PROVIDED DATA —
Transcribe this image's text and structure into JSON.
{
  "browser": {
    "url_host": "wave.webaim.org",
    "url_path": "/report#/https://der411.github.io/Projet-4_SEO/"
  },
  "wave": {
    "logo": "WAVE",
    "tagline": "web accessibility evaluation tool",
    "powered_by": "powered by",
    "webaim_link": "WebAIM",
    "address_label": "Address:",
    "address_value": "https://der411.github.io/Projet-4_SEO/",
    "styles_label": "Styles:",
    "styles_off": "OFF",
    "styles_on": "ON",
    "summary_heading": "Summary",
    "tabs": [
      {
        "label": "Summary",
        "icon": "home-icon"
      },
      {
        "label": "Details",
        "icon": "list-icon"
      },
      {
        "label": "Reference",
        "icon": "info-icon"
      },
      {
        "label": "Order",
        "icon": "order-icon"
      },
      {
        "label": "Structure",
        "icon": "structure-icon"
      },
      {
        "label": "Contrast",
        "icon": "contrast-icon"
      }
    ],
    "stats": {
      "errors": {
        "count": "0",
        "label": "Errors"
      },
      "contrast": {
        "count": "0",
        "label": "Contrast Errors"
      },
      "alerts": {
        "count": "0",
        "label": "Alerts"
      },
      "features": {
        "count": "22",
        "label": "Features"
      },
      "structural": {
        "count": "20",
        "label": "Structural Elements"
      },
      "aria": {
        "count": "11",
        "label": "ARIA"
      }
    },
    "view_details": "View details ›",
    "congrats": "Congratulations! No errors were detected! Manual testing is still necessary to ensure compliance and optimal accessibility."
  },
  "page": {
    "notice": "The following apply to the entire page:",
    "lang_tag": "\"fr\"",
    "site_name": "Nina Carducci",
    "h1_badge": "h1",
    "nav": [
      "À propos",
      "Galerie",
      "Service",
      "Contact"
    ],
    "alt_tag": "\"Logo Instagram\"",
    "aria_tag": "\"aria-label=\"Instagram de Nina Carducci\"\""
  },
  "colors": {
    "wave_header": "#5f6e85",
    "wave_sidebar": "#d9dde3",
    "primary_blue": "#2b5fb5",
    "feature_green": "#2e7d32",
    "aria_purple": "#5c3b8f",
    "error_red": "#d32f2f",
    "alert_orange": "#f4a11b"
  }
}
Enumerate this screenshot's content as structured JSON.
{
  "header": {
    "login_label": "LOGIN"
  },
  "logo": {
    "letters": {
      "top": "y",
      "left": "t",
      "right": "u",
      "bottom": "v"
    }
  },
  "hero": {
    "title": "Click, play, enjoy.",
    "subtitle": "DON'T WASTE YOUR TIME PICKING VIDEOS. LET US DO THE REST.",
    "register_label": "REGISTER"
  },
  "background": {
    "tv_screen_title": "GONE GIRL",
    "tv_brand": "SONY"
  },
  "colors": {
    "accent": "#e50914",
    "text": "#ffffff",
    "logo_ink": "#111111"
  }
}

WHAT YOU HAVE TO DO — Reproduce all of the entries word for word.

SOLUTION TO THIS PROBLEM —
Transcribe this image's text and structure into JSON.
{
  "browser": {
    "url_host": "wave.webaim.org",
    "url_path": "/report#/https://der411.github.io/Projet-4_SEO/"
  },
  "wave": {
    "logo": "WAVE",
    "tagline": "web accessibility evaluation tool",
    "powered_by": "powered by",
    "webaim_link": "WebAIM",
    "address_label": "Address:",
    "address_value": "https://der411.github.io/Projet-4_SEO/",
    "styles_label": "Styles:",
    "styles_off": "OFF",
    "styles_on": "ON",
    "summary_heading": "Summary",
    "tabs": [
      {
        "label": "Summary",
        "icon": "home-icon"
      },
      {
        "label": "Details",
        "icon": "list-icon"
      },
      {
        "label": "Reference",
        "icon": "info-icon"
      },
      {
        "label": "Order",
        "icon": "order-icon"
      },
      {
        "label": "Structure",
        "icon": "structure-icon"
      },
      {
        "label": "Contrast",
        "icon": "contrast-icon"
      }
    ],
    "stats": {
      "errors": {
        "count": "0",
        "label": "Errors"
      },
      "contrast": {
        "count": "0",
        "label": "Contrast Errors"
      },
      "alerts": {
        "count": "0",
        "label": "Alerts"
      },
      "features": {
        "count": "22",
        "label": "Features"
      },
      "structural": {
        "count": "20",
        "label": "Structural Elements"
      },
      "aria": {
        "count": "11",
        "label": "ARIA"
      }
    },
    "view_details": "View details ›",
    "congrats": "Congratulations! No errors were detected! Manual testing is still necessary to ensure compliance and optimal accessibility."
  },
  "page": {
    "notice": "The following apply to the entire page:",
    "lang_tag": "\"fr\"",
    "site_name": "Nina Carducci",
    "h1_badge": "h1",
    "nav": [
      "À propos",
      "Galerie",
      "Service",
      "Contact"
    ],
    "alt_tag": "\"Logo Instagram\"",
    "aria_tag": "\"aria-label=\"Instagram de Nina Carducci\"\""
  },
  "colors": {
    "wave_header": "#5f6e85",
    "wave_sidebar": "#d9dde3",
    "primary_blue": "#2b5fb5",
    "feature_green": "#2e7d32",
    "aria_purple": "#5c3b8f",
    "error_red": "#d32f2f",
    "alert_orange": "#f4a11b"
  }
}
Enumerate this screenshot's content as structured JSON.
{
  "header": {
    "login_label": "LOGIN"
  },
  "logo": {
    "letters": {
      "top": "y",
      "left": "t",
      "right": "u",
      "bottom": "v"
    }
  },
  "hero": {
    "title": "Click, play, enjoy.",
    "subtitle": "DON'T WASTE YOUR TIME PICKING VIDEOS. LET US DO THE REST.",
    "register_label": "REGISTER"
  },
  "background": {
    "tv_screen_title": "GONE GIRL",
    "tv_brand": "SONY"
  },
  "colors": {
    "accent": "#e50914",
    "text": "#ffffff",
    "logo_ink": "#111111"
  }
}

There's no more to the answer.